**Given information**:
= = = = = = =

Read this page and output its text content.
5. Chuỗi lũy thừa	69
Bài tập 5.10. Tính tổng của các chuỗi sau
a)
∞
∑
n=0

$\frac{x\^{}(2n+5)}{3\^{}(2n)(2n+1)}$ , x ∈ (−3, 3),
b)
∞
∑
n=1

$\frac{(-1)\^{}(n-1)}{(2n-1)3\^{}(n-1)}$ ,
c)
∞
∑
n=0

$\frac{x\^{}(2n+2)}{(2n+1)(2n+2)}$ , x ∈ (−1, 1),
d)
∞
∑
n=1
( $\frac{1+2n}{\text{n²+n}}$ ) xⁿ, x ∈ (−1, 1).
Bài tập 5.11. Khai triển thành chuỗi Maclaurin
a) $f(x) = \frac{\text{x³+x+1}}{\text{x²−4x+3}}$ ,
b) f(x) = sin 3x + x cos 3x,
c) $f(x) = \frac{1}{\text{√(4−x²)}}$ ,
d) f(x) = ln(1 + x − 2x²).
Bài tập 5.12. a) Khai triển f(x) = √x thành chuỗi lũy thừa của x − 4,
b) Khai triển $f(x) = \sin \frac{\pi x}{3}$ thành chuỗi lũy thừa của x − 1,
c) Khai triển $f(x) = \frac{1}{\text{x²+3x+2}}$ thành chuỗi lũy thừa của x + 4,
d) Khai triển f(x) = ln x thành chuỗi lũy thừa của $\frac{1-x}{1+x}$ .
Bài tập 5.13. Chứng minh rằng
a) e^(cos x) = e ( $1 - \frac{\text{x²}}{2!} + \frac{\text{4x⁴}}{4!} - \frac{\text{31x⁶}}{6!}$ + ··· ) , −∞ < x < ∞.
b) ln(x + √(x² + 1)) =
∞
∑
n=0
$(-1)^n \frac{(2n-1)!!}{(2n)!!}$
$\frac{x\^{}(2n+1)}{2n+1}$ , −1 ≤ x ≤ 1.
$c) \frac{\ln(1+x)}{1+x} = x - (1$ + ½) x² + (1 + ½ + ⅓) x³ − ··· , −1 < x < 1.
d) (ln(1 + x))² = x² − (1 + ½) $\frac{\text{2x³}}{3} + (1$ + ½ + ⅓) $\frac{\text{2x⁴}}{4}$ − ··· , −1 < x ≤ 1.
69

= = = = = = =

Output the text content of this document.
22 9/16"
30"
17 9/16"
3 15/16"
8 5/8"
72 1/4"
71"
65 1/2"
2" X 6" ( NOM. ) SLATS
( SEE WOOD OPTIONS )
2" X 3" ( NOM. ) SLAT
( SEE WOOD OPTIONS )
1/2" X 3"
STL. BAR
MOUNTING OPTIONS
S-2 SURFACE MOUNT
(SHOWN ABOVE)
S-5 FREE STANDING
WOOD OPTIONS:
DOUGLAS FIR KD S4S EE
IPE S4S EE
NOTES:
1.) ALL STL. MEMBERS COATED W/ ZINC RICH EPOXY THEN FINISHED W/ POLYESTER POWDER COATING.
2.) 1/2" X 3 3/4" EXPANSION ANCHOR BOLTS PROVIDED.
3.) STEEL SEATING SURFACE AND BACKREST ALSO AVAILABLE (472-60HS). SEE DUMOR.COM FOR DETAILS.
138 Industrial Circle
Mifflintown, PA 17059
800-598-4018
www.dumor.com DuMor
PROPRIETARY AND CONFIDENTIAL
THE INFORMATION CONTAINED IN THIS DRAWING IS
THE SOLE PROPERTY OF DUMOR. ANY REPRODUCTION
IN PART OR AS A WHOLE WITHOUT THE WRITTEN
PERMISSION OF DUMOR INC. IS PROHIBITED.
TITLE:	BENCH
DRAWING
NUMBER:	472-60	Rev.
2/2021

= = = = = = =

**Instructions to follow**: Locate the word "thành" in the data above. Copy every line carrying it.

**The output**:
Bài tập 5.11. Khai triển thành chuỗi Maclaurin
Bài tập 5.12. a) Khai triển f(x) = √x thành chuỗi lũy thừa của x − 4,
b) Khai triển $f(x) = \sin \frac{\pi x}{3}$ thành chuỗi lũy thừa của x − 1,
c) Khai triển $f(x) = \frac{1}{\text{x²+3x+2}}$ thành chuỗi lũy thừa của x + 4,
d) Khai triển f(x) = ln x thành chuỗi lũy thừa của $\frac{1-x}{1+x}$ .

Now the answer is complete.